*Challenge*
Below are some records: retype them all exactly, but not the pictures.

*Material to process*
====

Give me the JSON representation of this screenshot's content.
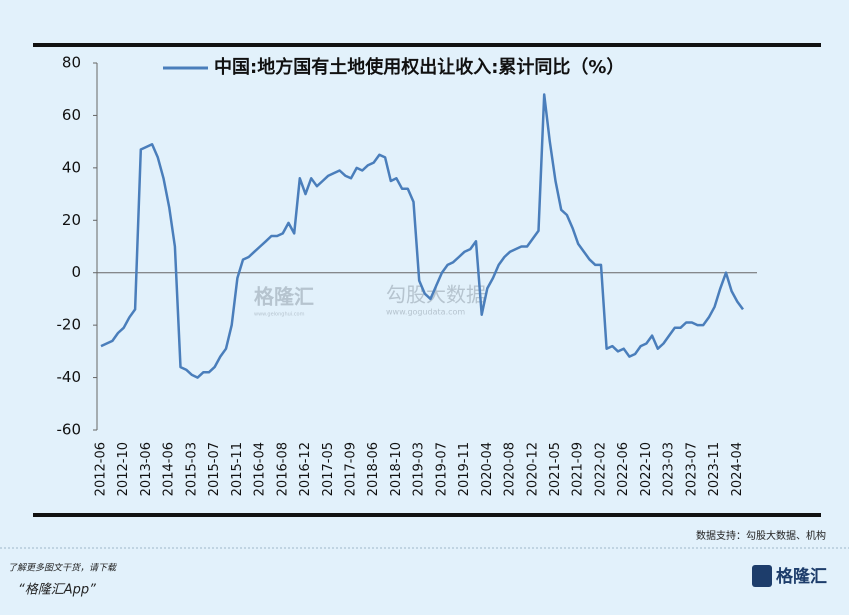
{
  "chart_data": {
    "type": "line",
    "categories": [
      "2012-06",
      null,
      null,
      null,
      "2012-10",
      null,
      null,
      null,
      "2013-06",
      null,
      null,
      null,
      "2014-06",
      null,
      null,
      null,
      "2015-03",
      null,
      null,
      null,
      "2015-07",
      null,
      null,
      null,
      "2015-11",
      null,
      null,
      null,
      "2016-04",
      null,
      null,
      null,
      "2016-08",
      null,
      null,
      null,
      "2016-12",
      null,
      null,
      null,
      "2017-05",
      null,
      null,
      null,
      "2017-09",
      null,
      null,
      null,
      "2018-06",
      null,
      null,
      null,
      "2018-10",
      null,
      null,
      null,
      "2019-03",
      null,
      null,
      null,
      "2019-07",
      null,
      null,
      null,
      "2019-11",
      null,
      null,
      null,
      "2020-04",
      null,
      null,
      null,
      "2020-08",
      null,
      null,
      null,
      "2020-12",
      null,
      null,
      null,
      "2021-05",
      null,
      null,
      null,
      "2021-09",
      null,
      null,
      null,
      "2022-02",
      null,
      null,
      null,
      "2022-06",
      null,
      null,
      null,
      "2022-10",
      null,
      null,
      null,
      "2023-03",
      null,
      null,
      null,
      "2023-07",
      null,
      null,
      null,
      "2023-11",
      null,
      null,
      null,
      "2024-04",
      null
    ],
    "series": [
      {
        "name": "中国:地方国有土地使用权出让收入:累计同比（%）",
        "color": "#4a7ebb",
        "values": [
          -28,
          -27,
          -26,
          -23,
          -21,
          -17,
          -14,
          47,
          48,
          49,
          44,
          36,
          25,
          10,
          -36,
          -37,
          -39,
          -40,
          -38,
          -38,
          -36,
          -32,
          -29,
          -20,
          -2,
          5,
          6,
          8,
          10,
          12,
          14,
          14,
          15,
          19,
          15,
          36,
          30,
          36,
          33,
          35,
          37,
          38,
          39,
          37,
          36,
          40,
          39,
          41,
          42,
          45,
          44,
          35,
          36,
          32,
          32,
          27,
          -3,
          -8,
          -10,
          -5,
          0,
          3,
          4,
          6,
          8,
          9,
          12,
          -16,
          -6,
          -2,
          3,
          6,
          8,
          9,
          10,
          10,
          13,
          16,
          68,
          50,
          35,
          24,
          22,
          17,
          11,
          8,
          5,
          3,
          3,
          -29,
          -28,
          -30,
          -29,
          -32,
          -31,
          -28,
          -27,
          -24,
          -29,
          -27,
          -24,
          -21,
          -21,
          -19,
          -19,
          -20,
          -20,
          -17,
          -13,
          -6,
          0,
          -7,
          -11,
          -14
        ]
      }
    ],
    "ylim": [
      -60,
      80
    ],
    "yticks": [
      80,
      60,
      40,
      20,
      0,
      -20,
      -40,
      -60
    ],
    "source": "数据支持：勾股大数据、机构"
  },
  "watermark": {
    "brand": "格隆汇",
    "brand_url": "www.gelonghui.com",
    "partner": "勾股大数据",
    "partner_url": "www.gogudata.com"
  },
  "footer": {
    "line1": "了解更多图文干货，请下载",
    "line2": "“格隆汇App”",
    "logo": "格隆汇"
  }
}
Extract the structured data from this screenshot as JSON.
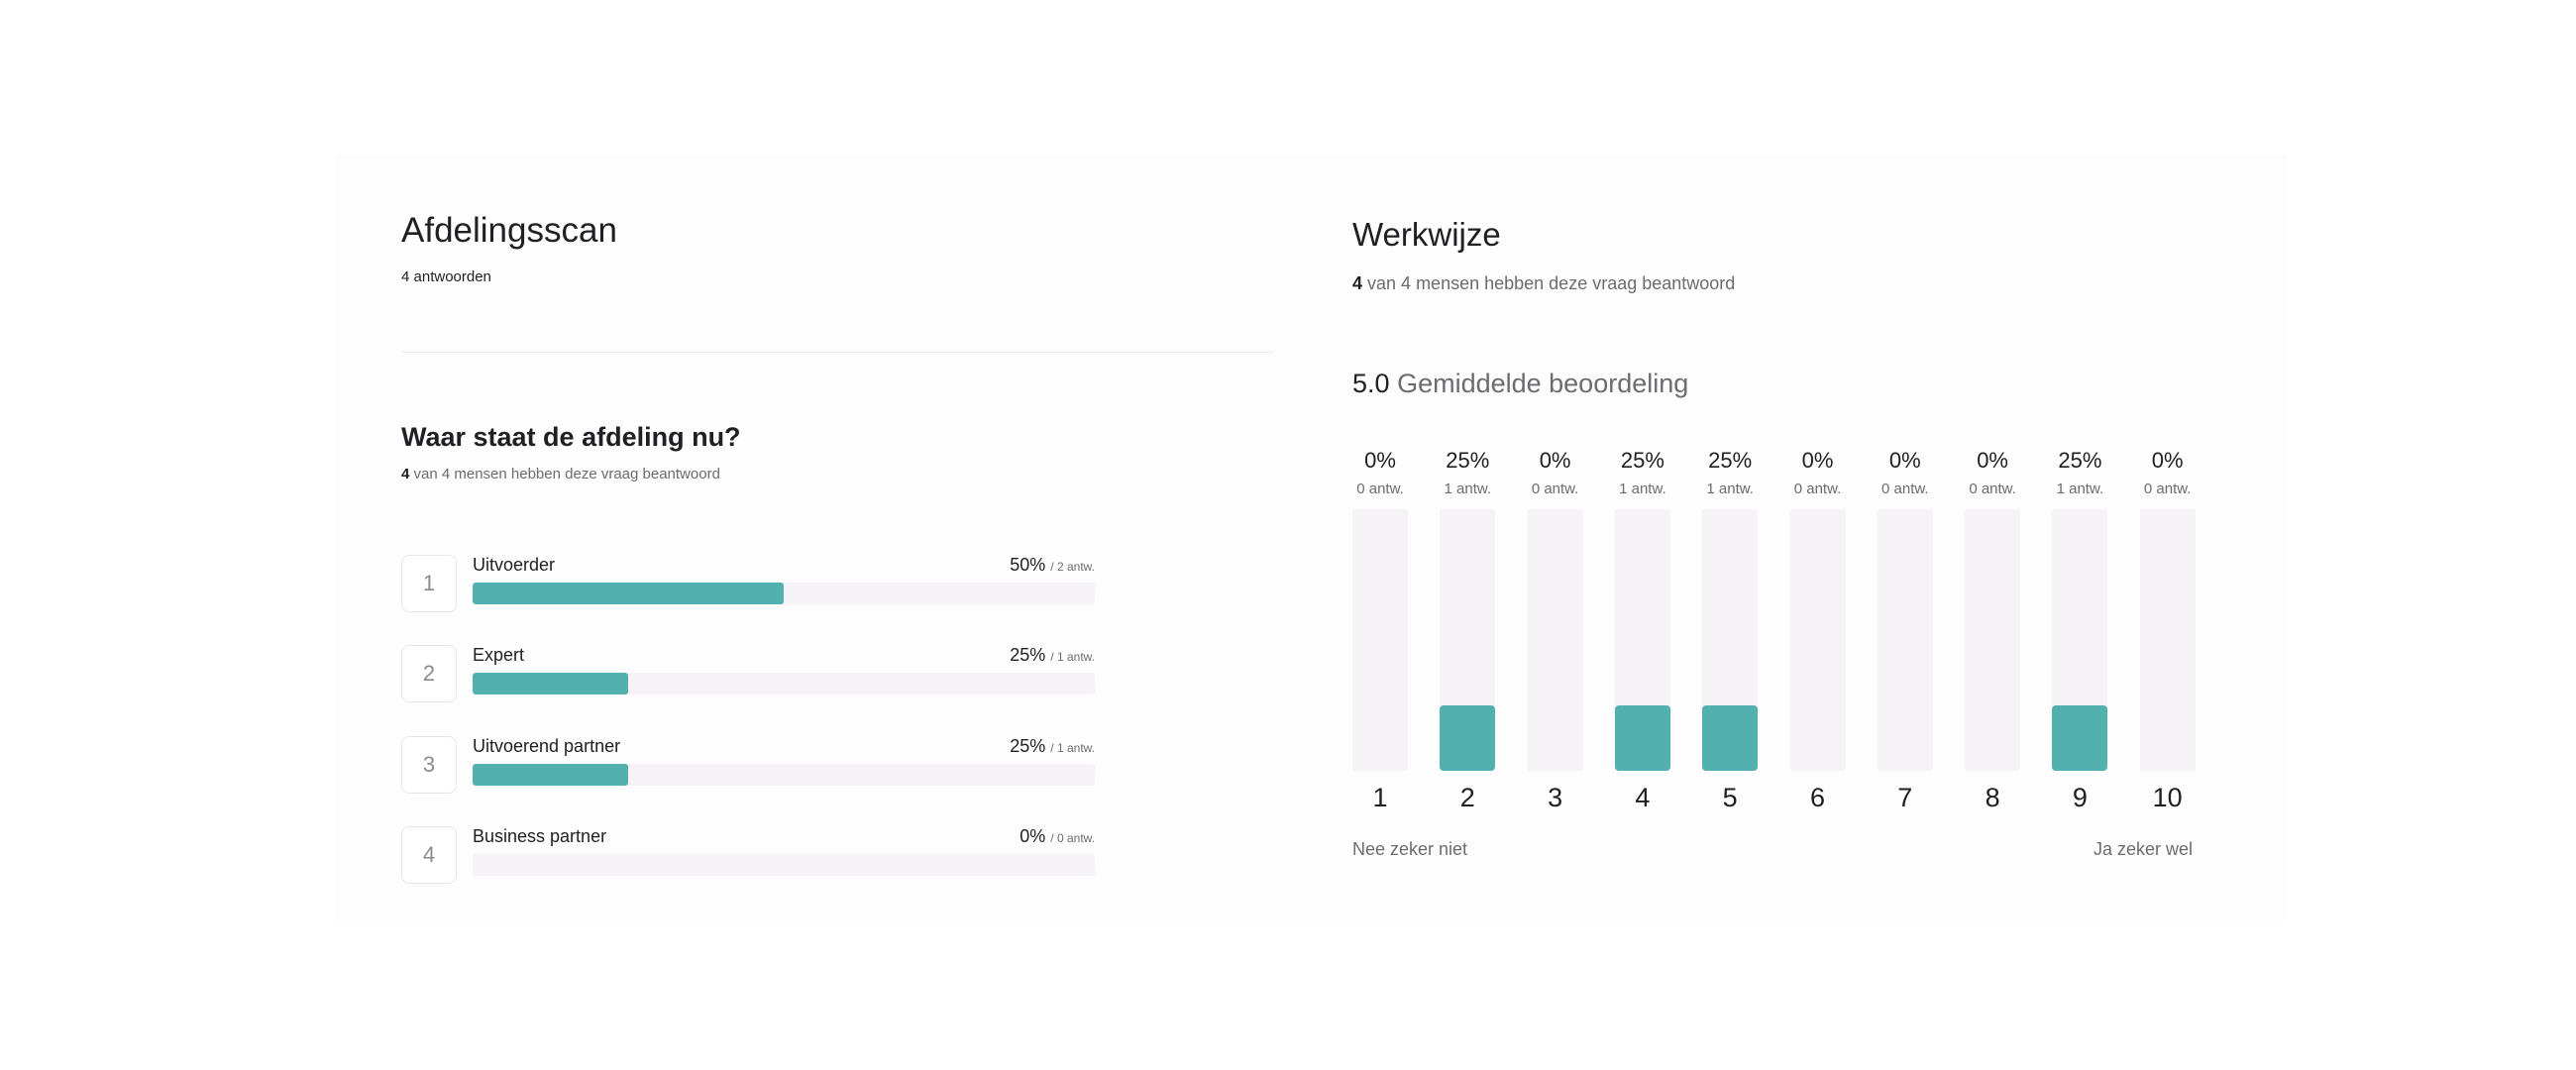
{
  "left": {
    "title": "Afdelingsscan",
    "responses": "4 antwoorden",
    "question": {
      "title": "Waar staat de afdeling nu?",
      "answered_count": "4",
      "answered_text": "van 4 mensen hebben deze vraag beantwoord",
      "options": [
        {
          "num": "1",
          "label": "Uitvoerder",
          "pct": "50%",
          "count": "/ 2 antw.",
          "fraction": 0.5
        },
        {
          "num": "2",
          "label": "Expert",
          "pct": "25%",
          "count": "/ 1 antw.",
          "fraction": 0.25
        },
        {
          "num": "3",
          "label": "Uitvoerend partner",
          "pct": "25%",
          "count": "/ 1 antw.",
          "fraction": 0.25
        },
        {
          "num": "4",
          "label": "Business partner",
          "pct": "0%",
          "count": "/ 0 antw.",
          "fraction": 0
        }
      ]
    }
  },
  "right": {
    "title": "Werkwijze",
    "answered_count": "4",
    "answered_text": "van 4 mensen hebben deze vraag beantwoord",
    "average_value": "5.0",
    "average_label": "Gemiddelde beoordeling",
    "scale_low_label": "Nee zeker niet",
    "scale_high_label": "Ja zeker wel"
  },
  "chart_data": {
    "type": "bar",
    "categories": [
      "1",
      "2",
      "3",
      "4",
      "5",
      "6",
      "7",
      "8",
      "9",
      "10"
    ],
    "values": [
      0,
      25,
      0,
      25,
      25,
      0,
      0,
      0,
      25,
      0
    ],
    "value_labels": [
      "0%",
      "25%",
      "0%",
      "25%",
      "25%",
      "0%",
      "0%",
      "0%",
      "25%",
      "0%"
    ],
    "count_labels": [
      "0 antw.",
      "1 antw.",
      "0 antw.",
      "1 antw.",
      "1 antw.",
      "0 antw.",
      "0 antw.",
      "0 antw.",
      "1 antw.",
      "0 antw."
    ],
    "ylim": [
      0,
      100
    ],
    "title": "",
    "xlabel": "",
    "ylabel": ""
  },
  "colors": {
    "accent": "#52b0ae",
    "track": "#f5f3f6"
  }
}
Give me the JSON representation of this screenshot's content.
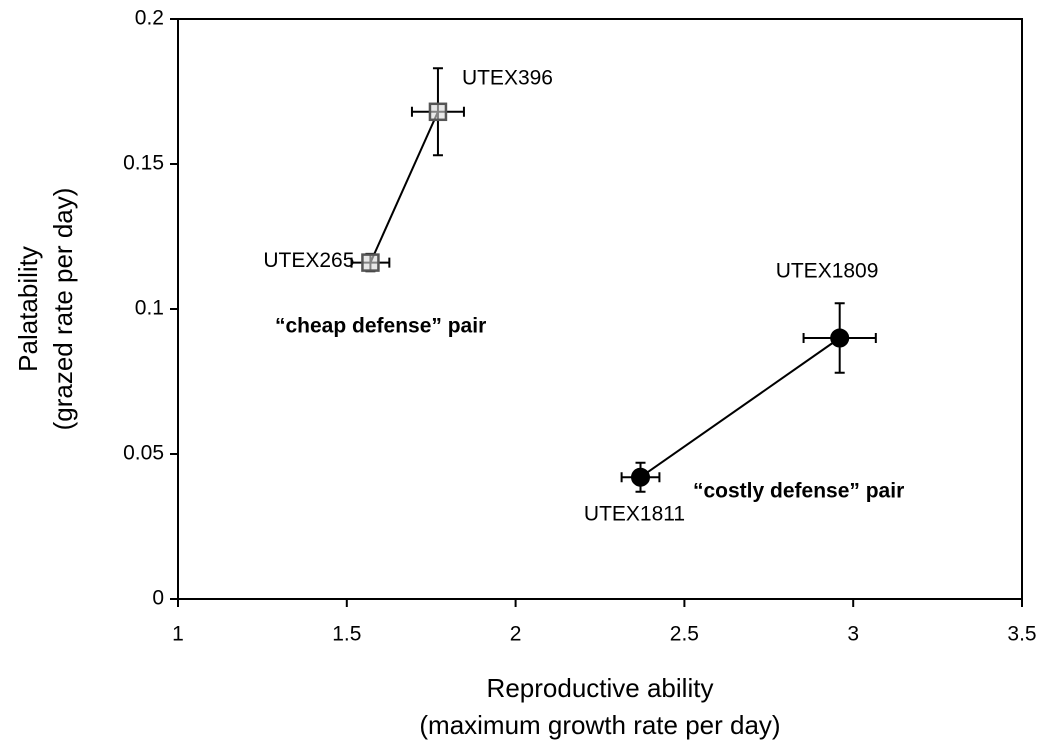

====

*Solution to this problem*
Give me the JSON representation of this screenshot's content.
{
  "chart_data": {
    "type": "line",
    "categories": [
      "2012-06",
      null,
      null,
      null,
      "2012-10",
      null,
      null,
      null,
      "2013-06",
      null,
      null,
      null,
      "2014-06",
      null,
      null,
      null,
      "2015-03",
      null,
      null,
      null,
      "2015-07",
      null,
      null,
      null,
      "2015-11",
      null,
      null,
      null,
      "2016-04",
      null,
      null,
      null,
      "2016-08",
      null,
      null,
      null,
      "2016-12",
      null,
      null,
      null,
      "2017-05",
      null,
      null,
      null,
      "2017-09",
      null,
      null,
      null,
      "2018-06",
      null,
      null,
      null,
      "2018-10",
      null,
      null,
      null,
      "2019-03",
      null,
      null,
      null,
      "2019-07",
      null,
      null,
      null,
      "2019-11",
      null,
      null,
      null,
      "2020-04",
      null,
      null,
      null,
      "2020-08",
      null,
      null,
      null,
      "2020-12",
      null,
      null,
      null,
      "2021-05",
      null,
      null,
      null,
      "2021-09",
      null,
      null,
      null,
      "2022-02",
      null,
      null,
      null,
      "2022-06",
      null,
      null,
      null,
      "2022-10",
      null,
      null,
      null,
      "2023-03",
      null,
      null,
      null,
      "2023-07",
      null,
      null,
      null,
      "2023-11",
      null,
      null,
      null,
      "2024-04",
      null
    ],
    "series": [
      {
        "name": "中国:地方国有土地使用权出让收入:累计同比（%）",
        "color": "#4a7ebb",
        "values": [
          -28,
          -27,
          -26,
          -23,
          -21,
          -17,
          -14,
          47,
          48,
          49,
          44,
          36,
          25,
          10,
          -36,
          -37,
          -39,
          -40,
          -38,
          -38,
          -36,
          -32,
          -29,
          -20,
          -2,
          5,
          6,
          8,
          10,
          12,
          14,
          14,
          15,
          19,
          15,
          36,
          30,
          36,
          33,
          35,
          37,
          38,
          39,
          37,
          36,
          40,
          39,
          41,
          42,
          45,
          44,
          35,
          36,
          32,
          32,
          27,
          -3,
          -8,
          -10,
          -5,
          0,
          3,
          4,
          6,
          8,
          9,
          12,
          -16,
          -6,
          -2,
          3,
          6,
          8,
          9,
          10,
          10,
          13,
          16,
          68,
          50,
          35,
          24,
          22,
          17,
          11,
          8,
          5,
          3,
          3,
          -29,
          -28,
          -30,
          -29,
          -32,
          -31,
          -28,
          -27,
          -24,
          -29,
          -27,
          -24,
          -21,
          -21,
          -19,
          -19,
          -20,
          -20,
          -17,
          -13,
          -6,
          0,
          -7,
          -11,
          -14
        ]
      }
    ],
    "ylim": [
      -60,
      80
    ],
    "yticks": [
      80,
      60,
      40,
      20,
      0,
      -20,
      -40,
      -60
    ],
    "source": "数据支持：勾股大数据、机构"
  },
  "watermark": {
    "brand": "格隆汇",
    "brand_url": "www.gelonghui.com",
    "partner": "勾股大数据",
    "partner_url": "www.gogudata.com"
  },
  "footer": {
    "line1": "了解更多图文干货，请下载",
    "line2": "“格隆汇App”",
    "logo": "格隆汇"
  }
}
Extract the structured data from this screenshot as JSON.
{
  "left": {
    "title": "Afdelingsscan",
    "responses": "4 antwoorden",
    "question": {
      "title": "Waar staat de afdeling nu?",
      "answered_count": "4",
      "answered_text": "van 4 mensen hebben deze vraag beantwoord",
      "options": [
        {
          "num": "1",
          "label": "Uitvoerder",
          "pct": "50%",
          "count": "/ 2 antw.",
          "fraction": 0.5
        },
        {
          "num": "2",
          "label": "Expert",
          "pct": "25%",
          "count": "/ 1 antw.",
          "fraction": 0.25
        },
        {
          "num": "3",
          "label": "Uitvoerend partner",
          "pct": "25%",
          "count": "/ 1 antw.",
          "fraction": 0.25
        },
        {
          "num": "4",
          "label": "Business partner",
          "pct": "0%",
          "count": "/ 0 antw.",
          "fraction": 0
        }
      ]
    }
  },
  "right": {
    "title": "Werkwijze",
    "answered_count": "4",
    "answered_text": "van 4 mensen hebben deze vraag beantwoord",
    "average_value": "5.0",
    "average_label": "Gemiddelde beoordeling",
    "scale_low_label": "Nee zeker niet",
    "scale_high_label": "Ja zeker wel"
  },
  "chart_data": {
    "type": "bar",
    "categories": [
      "1",
      "2",
      "3",
      "4",
      "5",
      "6",
      "7",
      "8",
      "9",
      "10"
    ],
    "values": [
      0,
      25,
      0,
      25,
      25,
      0,
      0,
      0,
      25,
      0
    ],
    "value_labels": [
      "0%",
      "25%",
      "0%",
      "25%",
      "25%",
      "0%",
      "0%",
      "0%",
      "25%",
      "0%"
    ],
    "count_labels": [
      "0 antw.",
      "1 antw.",
      "0 antw.",
      "1 antw.",
      "1 antw.",
      "0 antw.",
      "0 antw.",
      "0 antw.",
      "1 antw.",
      "0 antw."
    ],
    "ylim": [
      0,
      100
    ],
    "title": "",
    "xlabel": "",
    "ylabel": ""
  },
  "colors": {
    "accent": "#52b0ae",
    "track": "#f5f3f6"
  }
}
Give me the JSON representation of this screenshot's content.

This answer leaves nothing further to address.